Track down each line that has the word "FNNプライムオンライン" and copy it.
:: MATERIAL PROVIDED
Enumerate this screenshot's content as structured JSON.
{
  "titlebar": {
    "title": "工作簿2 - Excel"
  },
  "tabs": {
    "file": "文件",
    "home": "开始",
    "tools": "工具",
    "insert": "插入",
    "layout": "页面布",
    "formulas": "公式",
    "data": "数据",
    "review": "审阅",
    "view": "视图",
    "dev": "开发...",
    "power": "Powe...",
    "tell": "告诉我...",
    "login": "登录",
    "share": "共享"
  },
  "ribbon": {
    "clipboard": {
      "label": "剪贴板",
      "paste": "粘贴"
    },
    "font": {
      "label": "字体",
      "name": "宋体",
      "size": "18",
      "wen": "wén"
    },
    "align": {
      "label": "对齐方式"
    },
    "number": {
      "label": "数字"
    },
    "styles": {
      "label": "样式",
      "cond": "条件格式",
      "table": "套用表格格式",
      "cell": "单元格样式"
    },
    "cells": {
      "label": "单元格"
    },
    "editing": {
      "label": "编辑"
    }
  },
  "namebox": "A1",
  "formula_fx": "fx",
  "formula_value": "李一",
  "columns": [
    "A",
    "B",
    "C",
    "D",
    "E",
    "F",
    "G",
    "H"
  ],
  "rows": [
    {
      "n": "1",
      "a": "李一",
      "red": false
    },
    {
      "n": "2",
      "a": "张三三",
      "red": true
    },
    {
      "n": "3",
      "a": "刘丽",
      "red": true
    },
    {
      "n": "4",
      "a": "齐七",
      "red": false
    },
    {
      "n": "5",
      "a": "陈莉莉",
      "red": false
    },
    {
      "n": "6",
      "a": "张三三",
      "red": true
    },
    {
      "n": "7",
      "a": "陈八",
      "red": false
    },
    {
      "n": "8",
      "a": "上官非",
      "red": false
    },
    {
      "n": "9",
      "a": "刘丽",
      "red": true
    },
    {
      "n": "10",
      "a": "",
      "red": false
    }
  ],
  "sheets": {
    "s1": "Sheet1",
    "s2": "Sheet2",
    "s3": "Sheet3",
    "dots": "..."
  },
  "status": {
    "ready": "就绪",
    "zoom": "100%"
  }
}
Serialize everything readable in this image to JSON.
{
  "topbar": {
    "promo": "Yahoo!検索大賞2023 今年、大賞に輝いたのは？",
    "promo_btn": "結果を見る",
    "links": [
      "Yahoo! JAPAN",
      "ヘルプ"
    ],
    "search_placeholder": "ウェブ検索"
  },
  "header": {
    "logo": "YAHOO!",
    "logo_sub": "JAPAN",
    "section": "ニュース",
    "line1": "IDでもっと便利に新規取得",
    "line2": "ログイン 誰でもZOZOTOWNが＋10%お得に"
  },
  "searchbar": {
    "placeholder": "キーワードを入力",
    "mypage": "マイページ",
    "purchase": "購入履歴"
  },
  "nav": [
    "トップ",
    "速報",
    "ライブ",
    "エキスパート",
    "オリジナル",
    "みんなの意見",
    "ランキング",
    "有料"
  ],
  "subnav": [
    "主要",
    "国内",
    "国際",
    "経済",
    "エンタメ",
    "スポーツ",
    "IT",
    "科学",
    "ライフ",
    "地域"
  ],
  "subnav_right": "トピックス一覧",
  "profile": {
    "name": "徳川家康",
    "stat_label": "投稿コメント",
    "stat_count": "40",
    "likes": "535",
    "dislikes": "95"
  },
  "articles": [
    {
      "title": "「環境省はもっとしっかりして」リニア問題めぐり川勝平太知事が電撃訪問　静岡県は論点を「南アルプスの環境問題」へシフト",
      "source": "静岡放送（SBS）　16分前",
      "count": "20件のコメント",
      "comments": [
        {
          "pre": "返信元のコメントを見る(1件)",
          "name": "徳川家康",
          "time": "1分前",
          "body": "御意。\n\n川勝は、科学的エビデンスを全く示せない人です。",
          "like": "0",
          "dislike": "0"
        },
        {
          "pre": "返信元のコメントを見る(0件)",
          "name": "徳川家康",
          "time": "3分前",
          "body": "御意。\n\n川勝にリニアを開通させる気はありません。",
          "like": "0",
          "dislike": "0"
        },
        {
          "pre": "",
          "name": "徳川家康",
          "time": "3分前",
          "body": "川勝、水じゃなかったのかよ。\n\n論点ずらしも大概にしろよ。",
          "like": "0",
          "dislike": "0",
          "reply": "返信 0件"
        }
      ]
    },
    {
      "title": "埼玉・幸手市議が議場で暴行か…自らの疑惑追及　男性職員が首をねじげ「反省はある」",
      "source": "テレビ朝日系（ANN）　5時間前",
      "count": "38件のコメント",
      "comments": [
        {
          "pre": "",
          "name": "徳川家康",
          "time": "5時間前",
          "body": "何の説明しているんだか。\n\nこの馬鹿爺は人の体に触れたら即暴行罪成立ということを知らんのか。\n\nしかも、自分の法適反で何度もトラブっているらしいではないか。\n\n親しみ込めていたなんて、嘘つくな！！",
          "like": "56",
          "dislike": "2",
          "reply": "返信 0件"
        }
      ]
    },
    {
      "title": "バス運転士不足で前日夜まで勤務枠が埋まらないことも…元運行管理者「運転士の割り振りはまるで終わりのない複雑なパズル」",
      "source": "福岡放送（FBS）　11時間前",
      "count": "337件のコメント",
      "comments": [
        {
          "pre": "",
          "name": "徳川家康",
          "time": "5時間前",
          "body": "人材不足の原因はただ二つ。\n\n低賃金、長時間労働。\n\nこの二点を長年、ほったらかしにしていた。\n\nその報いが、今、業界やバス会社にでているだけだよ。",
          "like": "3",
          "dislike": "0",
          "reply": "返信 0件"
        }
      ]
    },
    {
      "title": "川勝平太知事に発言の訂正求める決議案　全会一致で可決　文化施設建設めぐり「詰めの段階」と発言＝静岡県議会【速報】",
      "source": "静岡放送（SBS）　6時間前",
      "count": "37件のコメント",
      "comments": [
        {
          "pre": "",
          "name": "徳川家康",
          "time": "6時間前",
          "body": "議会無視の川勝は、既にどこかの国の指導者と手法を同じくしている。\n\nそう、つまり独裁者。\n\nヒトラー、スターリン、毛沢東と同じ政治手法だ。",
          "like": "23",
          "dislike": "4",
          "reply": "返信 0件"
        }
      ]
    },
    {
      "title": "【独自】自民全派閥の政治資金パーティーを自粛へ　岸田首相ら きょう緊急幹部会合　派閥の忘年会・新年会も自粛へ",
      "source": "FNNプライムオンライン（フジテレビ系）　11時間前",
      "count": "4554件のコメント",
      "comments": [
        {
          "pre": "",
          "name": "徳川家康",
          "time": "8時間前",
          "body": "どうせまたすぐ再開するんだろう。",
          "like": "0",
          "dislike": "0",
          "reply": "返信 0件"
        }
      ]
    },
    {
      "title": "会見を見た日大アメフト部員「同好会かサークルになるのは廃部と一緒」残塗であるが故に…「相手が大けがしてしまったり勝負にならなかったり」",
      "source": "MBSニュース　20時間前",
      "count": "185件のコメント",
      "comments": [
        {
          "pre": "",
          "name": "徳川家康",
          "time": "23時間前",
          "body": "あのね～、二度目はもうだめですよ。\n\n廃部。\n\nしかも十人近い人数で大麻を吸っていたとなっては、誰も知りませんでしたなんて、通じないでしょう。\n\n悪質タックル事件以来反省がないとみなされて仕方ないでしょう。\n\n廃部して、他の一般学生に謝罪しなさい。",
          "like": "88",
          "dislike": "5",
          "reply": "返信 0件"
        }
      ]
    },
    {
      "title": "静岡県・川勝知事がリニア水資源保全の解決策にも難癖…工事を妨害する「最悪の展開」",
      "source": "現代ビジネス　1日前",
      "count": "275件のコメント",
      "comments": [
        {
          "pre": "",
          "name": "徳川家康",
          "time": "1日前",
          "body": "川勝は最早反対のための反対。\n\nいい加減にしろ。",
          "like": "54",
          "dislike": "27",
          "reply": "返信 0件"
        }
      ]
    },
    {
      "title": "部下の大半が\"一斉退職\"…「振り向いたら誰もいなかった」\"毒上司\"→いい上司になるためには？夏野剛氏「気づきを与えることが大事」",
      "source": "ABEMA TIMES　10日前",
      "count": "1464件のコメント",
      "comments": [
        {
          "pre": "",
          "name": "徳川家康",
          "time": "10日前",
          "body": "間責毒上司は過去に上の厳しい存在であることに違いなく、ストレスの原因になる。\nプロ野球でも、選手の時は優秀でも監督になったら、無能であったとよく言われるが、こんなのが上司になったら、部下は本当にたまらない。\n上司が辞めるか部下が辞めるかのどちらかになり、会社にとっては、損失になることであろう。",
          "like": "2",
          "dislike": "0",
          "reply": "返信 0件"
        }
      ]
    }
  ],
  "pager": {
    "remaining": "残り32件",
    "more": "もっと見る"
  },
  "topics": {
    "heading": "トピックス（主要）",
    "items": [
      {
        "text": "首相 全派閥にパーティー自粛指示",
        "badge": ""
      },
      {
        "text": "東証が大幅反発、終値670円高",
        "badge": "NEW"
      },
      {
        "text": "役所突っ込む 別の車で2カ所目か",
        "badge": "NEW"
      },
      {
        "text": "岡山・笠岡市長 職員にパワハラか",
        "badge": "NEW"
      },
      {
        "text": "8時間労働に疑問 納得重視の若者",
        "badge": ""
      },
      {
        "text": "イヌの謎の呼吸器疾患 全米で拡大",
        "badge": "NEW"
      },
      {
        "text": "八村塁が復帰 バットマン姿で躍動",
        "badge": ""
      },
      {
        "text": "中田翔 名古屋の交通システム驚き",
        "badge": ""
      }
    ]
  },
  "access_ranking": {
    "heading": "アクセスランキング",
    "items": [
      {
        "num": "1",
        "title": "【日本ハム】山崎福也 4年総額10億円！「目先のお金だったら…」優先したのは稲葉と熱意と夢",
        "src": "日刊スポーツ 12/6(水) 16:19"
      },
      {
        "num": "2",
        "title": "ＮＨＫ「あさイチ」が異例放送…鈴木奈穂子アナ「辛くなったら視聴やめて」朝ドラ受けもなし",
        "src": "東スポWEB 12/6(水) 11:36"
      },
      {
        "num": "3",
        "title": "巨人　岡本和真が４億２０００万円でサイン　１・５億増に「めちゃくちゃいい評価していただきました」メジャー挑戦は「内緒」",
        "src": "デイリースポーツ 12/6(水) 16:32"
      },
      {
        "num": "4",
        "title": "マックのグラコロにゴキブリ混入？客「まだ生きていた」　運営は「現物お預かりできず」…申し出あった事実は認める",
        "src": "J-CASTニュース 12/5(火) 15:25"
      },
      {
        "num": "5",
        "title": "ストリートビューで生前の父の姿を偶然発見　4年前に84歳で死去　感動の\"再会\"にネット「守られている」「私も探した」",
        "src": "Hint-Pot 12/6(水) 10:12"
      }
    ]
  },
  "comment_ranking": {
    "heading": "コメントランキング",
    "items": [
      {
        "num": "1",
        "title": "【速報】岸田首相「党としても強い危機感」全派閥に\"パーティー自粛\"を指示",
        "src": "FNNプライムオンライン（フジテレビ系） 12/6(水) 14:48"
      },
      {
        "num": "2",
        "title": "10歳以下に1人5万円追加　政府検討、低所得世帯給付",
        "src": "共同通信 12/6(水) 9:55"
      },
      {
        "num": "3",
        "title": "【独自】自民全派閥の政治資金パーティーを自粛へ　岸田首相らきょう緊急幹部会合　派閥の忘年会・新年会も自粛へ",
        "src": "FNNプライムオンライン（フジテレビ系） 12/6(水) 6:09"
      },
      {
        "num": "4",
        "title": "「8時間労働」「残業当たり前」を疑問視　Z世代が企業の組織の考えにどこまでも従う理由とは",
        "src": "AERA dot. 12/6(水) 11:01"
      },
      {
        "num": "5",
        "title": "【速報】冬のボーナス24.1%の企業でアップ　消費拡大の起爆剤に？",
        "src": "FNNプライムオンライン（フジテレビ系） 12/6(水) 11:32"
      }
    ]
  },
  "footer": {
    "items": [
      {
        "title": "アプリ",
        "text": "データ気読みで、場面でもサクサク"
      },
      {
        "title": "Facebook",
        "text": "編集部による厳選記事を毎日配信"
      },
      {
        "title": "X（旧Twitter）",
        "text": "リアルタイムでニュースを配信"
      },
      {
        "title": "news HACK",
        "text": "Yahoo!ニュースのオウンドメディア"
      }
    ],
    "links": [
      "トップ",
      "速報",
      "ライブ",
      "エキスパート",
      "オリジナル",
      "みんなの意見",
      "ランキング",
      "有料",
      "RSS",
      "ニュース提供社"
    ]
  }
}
::::
SOLUTION TO THIS TASK:
      "source": "FNNプライムオンライン（フジテレビ系）　11時間前",
        "src": "FNNプライムオンライン（フジテレビ系） 12/6(水) 14:48"
        "src": "FNNプライムオンライン（フジテレビ系） 12/6(水) 6:09"
        "src": "FNNプライムオンライン（フジテレビ系） 12/6(水) 11:32"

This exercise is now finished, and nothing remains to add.